- WORK TO BE COMPLETED
Every entry should be repeated exactly. Omit the pictures.

Raw records:
========

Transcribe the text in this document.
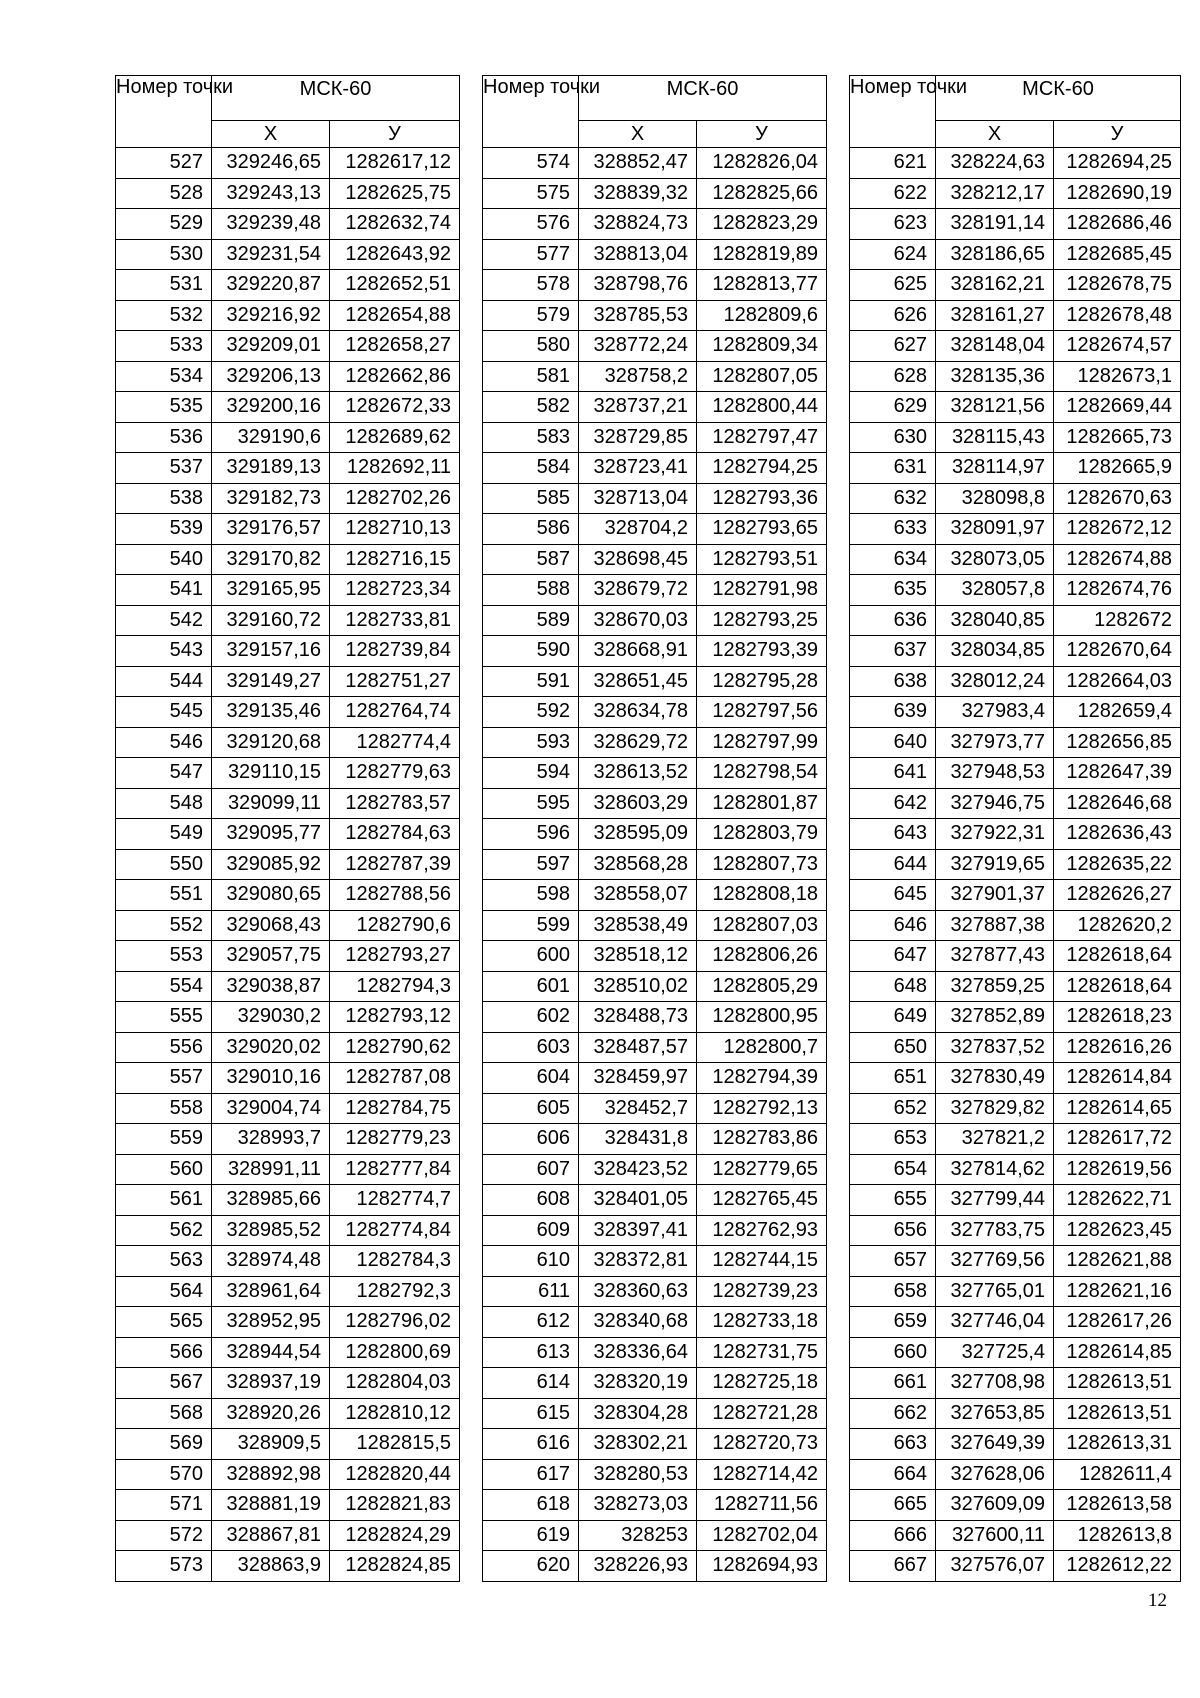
Номер точки	МСК-60	
	Х	У
527	329246,65	1282617,12
528	329243,13	1282625,75
529	329239,48	1282632,74
530	329231,54	1282643,92
531	329220,87	1282652,51
532	329216,92	1282654,88
533	329209,01	1282658,27
534	329206,13	1282662,86
535	329200,16	1282672,33
536	329190,6	1282689,62
537	329189,13	1282692,11
538	329182,73	1282702,26
539	329176,57	1282710,13
540	329170,82	1282716,15
541	329165,95	1282723,34
542	329160,72	1282733,81
543	329157,16	1282739,84
544	329149,27	1282751,27
545	329135,46	1282764,74
546	329120,68	1282774,4
547	329110,15	1282779,63
548	329099,11	1282783,57
549	329095,77	1282784,63
550	329085,92	1282787,39
551	329080,65	1282788,56
552	329068,43	1282790,6
553	329057,75	1282793,27
554	329038,87	1282794,3
555	329030,2	1282793,12
556	329020,02	1282790,62
557	329010,16	1282787,08
558	329004,74	1282784,75
559	328993,7	1282779,23
560	328991,11	1282777,84
561	328985,66	1282774,7
562	328985,52	1282774,84
563	328974,48	1282784,3
564	328961,64	1282792,3
565	328952,95	1282796,02
566	328944,54	1282800,69
567	328937,19	1282804,03
568	328920,26	1282810,12
569	328909,5	1282815,5
570	328892,98	1282820,44
571	328881,19	1282821,83
572	328867,81	1282824,29
573	328863,9	1282824,85
Номер точки	МСК-60	
	Х	У
574	328852,47	1282826,04
575	328839,32	1282825,66
576	328824,73	1282823,29
577	328813,04	1282819,89
578	328798,76	1282813,77
579	328785,53	1282809,6
580	328772,24	1282809,34
581	328758,2	1282807,05
582	328737,21	1282800,44
583	328729,85	1282797,47
584	328723,41	1282794,25
585	328713,04	1282793,36
586	328704,2	1282793,65
587	328698,45	1282793,51
588	328679,72	1282791,98
589	328670,03	1282793,25
590	328668,91	1282793,39
591	328651,45	1282795,28
592	328634,78	1282797,56
593	328629,72	1282797,99
594	328613,52	1282798,54
595	328603,29	1282801,87
596	328595,09	1282803,79
597	328568,28	1282807,73
598	328558,07	1282808,18
599	328538,49	1282807,03
600	328518,12	1282806,26
601	328510,02	1282805,29
602	328488,73	1282800,95
603	328487,57	1282800,7
604	328459,97	1282794,39
605	328452,7	1282792,13
606	328431,8	1282783,86
607	328423,52	1282779,65
608	328401,05	1282765,45
609	328397,41	1282762,93
610	328372,81	1282744,15
611	328360,63	1282739,23
612	328340,68	1282733,18
613	328336,64	1282731,75
614	328320,19	1282725,18
615	328304,28	1282721,28
616	328302,21	1282720,73
617	328280,53	1282714,42
618	328273,03	1282711,56
619	328253	1282702,04
620	328226,93	1282694,93
Номер точки	МСК-60	
	Х	У
621	328224,63	1282694,25
622	328212,17	1282690,19
623	328191,14	1282686,46
624	328186,65	1282685,45
625	328162,21	1282678,75
626	328161,27	1282678,48
627	328148,04	1282674,57
628	328135,36	1282673,1
629	328121,56	1282669,44
630	328115,43	1282665,73
631	328114,97	1282665,9
632	328098,8	1282670,63
633	328091,97	1282672,12
634	328073,05	1282674,88
635	328057,8	1282674,76
636	328040,85	1282672
637	328034,85	1282670,64
638	328012,24	1282664,03
639	327983,4	1282659,4
640	327973,77	1282656,85
641	327948,53	1282647,39
642	327946,75	1282646,68
643	327922,31	1282636,43
644	327919,65	1282635,22
645	327901,37	1282626,27
646	327887,38	1282620,2
647	327877,43	1282618,64
648	327859,25	1282618,64
649	327852,89	1282618,23
650	327837,52	1282616,26
651	327830,49	1282614,84
652	327829,82	1282614,65
653	327821,2	1282617,72
654	327814,62	1282619,56
655	327799,44	1282622,71
656	327783,75	1282623,45
657	327769,56	1282621,88
658	327765,01	1282621,16
659	327746,04	1282617,26
660	327725,4	1282614,85
661	327708,98	1282613,51
662	327653,85	1282613,51
663	327649,39	1282613,31
664	327628,06	1282611,4
665	327609,09	1282613,58
666	327600,11	1282613,8
667	327576,07	1282612,22
12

========

- SOLUTION
Transcribe the text in this document.
Номер точки	МСК-60	
	Х	У
527	329246,65	1282617,12
528	329243,13	1282625,75
529	329239,48	1282632,74
530	329231,54	1282643,92
531	329220,87	1282652,51
532	329216,92	1282654,88
533	329209,01	1282658,27
534	329206,13	1282662,86
535	329200,16	1282672,33
536	329190,6	1282689,62
537	329189,13	1282692,11
538	329182,73	1282702,26
539	329176,57	1282710,13
540	329170,82	1282716,15
541	329165,95	1282723,34
542	329160,72	1282733,81
543	329157,16	1282739,84
544	329149,27	1282751,27
545	329135,46	1282764,74
546	329120,68	1282774,4
547	329110,15	1282779,63
548	329099,11	1282783,57
549	329095,77	1282784,63
550	329085,92	1282787,39
551	329080,65	1282788,56
552	329068,43	1282790,6
553	329057,75	1282793,27
554	329038,87	1282794,3
555	329030,2	1282793,12
556	329020,02	1282790,62
557	329010,16	1282787,08
558	329004,74	1282784,75
559	328993,7	1282779,23
560	328991,11	1282777,84
561	328985,66	1282774,7
562	328985,52	1282774,84
563	328974,48	1282784,3
564	328961,64	1282792,3
565	328952,95	1282796,02
566	328944,54	1282800,69
567	328937,19	1282804,03
568	328920,26	1282810,12
569	328909,5	1282815,5
570	328892,98	1282820,44
571	328881,19	1282821,83
572	328867,81	1282824,29
573	328863,9	1282824,85
Номер точки	МСК-60	
	Х	У
574	328852,47	1282826,04
575	328839,32	1282825,66
576	328824,73	1282823,29
577	328813,04	1282819,89
578	328798,76	1282813,77
579	328785,53	1282809,6
580	328772,24	1282809,34
581	328758,2	1282807,05
582	328737,21	1282800,44
583	328729,85	1282797,47
584	328723,41	1282794,25
585	328713,04	1282793,36
586	328704,2	1282793,65
587	328698,45	1282793,51
588	328679,72	1282791,98
589	328670,03	1282793,25
590	328668,91	1282793,39
591	328651,45	1282795,28
592	328634,78	1282797,56
593	328629,72	1282797,99
594	328613,52	1282798,54
595	328603,29	1282801,87
596	328595,09	1282803,79
597	328568,28	1282807,73
598	328558,07	1282808,18
599	328538,49	1282807,03
600	328518,12	1282806,26
601	328510,02	1282805,29
602	328488,73	1282800,95
603	328487,57	1282800,7
604	328459,97	1282794,39
605	328452,7	1282792,13
606	328431,8	1282783,86
607	328423,52	1282779,65
608	328401,05	1282765,45
609	328397,41	1282762,93
610	328372,81	1282744,15
611	328360,63	1282739,23
612	328340,68	1282733,18
613	328336,64	1282731,75
614	328320,19	1282725,18
615	328304,28	1282721,28
616	328302,21	1282720,73
617	328280,53	1282714,42
618	328273,03	1282711,56
619	328253	1282702,04
620	328226,93	1282694,93
Номер точки	МСК-60	
	Х	У
621	328224,63	1282694,25
622	328212,17	1282690,19
623	328191,14	1282686,46
624	328186,65	1282685,45
625	328162,21	1282678,75
626	328161,27	1282678,48
627	328148,04	1282674,57
628	328135,36	1282673,1
629	328121,56	1282669,44
630	328115,43	1282665,73
631	328114,97	1282665,9
632	328098,8	1282670,63
633	328091,97	1282672,12
634	328073,05	1282674,88
635	328057,8	1282674,76
636	328040,85	1282672
637	328034,85	1282670,64
638	328012,24	1282664,03
639	327983,4	1282659,4
640	327973,77	1282656,85
641	327948,53	1282647,39
642	327946,75	1282646,68
643	327922,31	1282636,43
644	327919,65	1282635,22
645	327901,37	1282626,27
646	327887,38	1282620,2
647	327877,43	1282618,64
648	327859,25	1282618,64
649	327852,89	1282618,23
650	327837,52	1282616,26
651	327830,49	1282614,84
652	327829,82	1282614,65
653	327821,2	1282617,72
654	327814,62	1282619,56
655	327799,44	1282622,71
656	327783,75	1282623,45
657	327769,56	1282621,88
658	327765,01	1282621,16
659	327746,04	1282617,26
660	327725,4	1282614,85
661	327708,98	1282613,51
662	327653,85	1282613,51
663	327649,39	1282613,31
664	327628,06	1282611,4
665	327609,09	1282613,58
666	327600,11	1282613,8
667	327576,07	1282612,22
12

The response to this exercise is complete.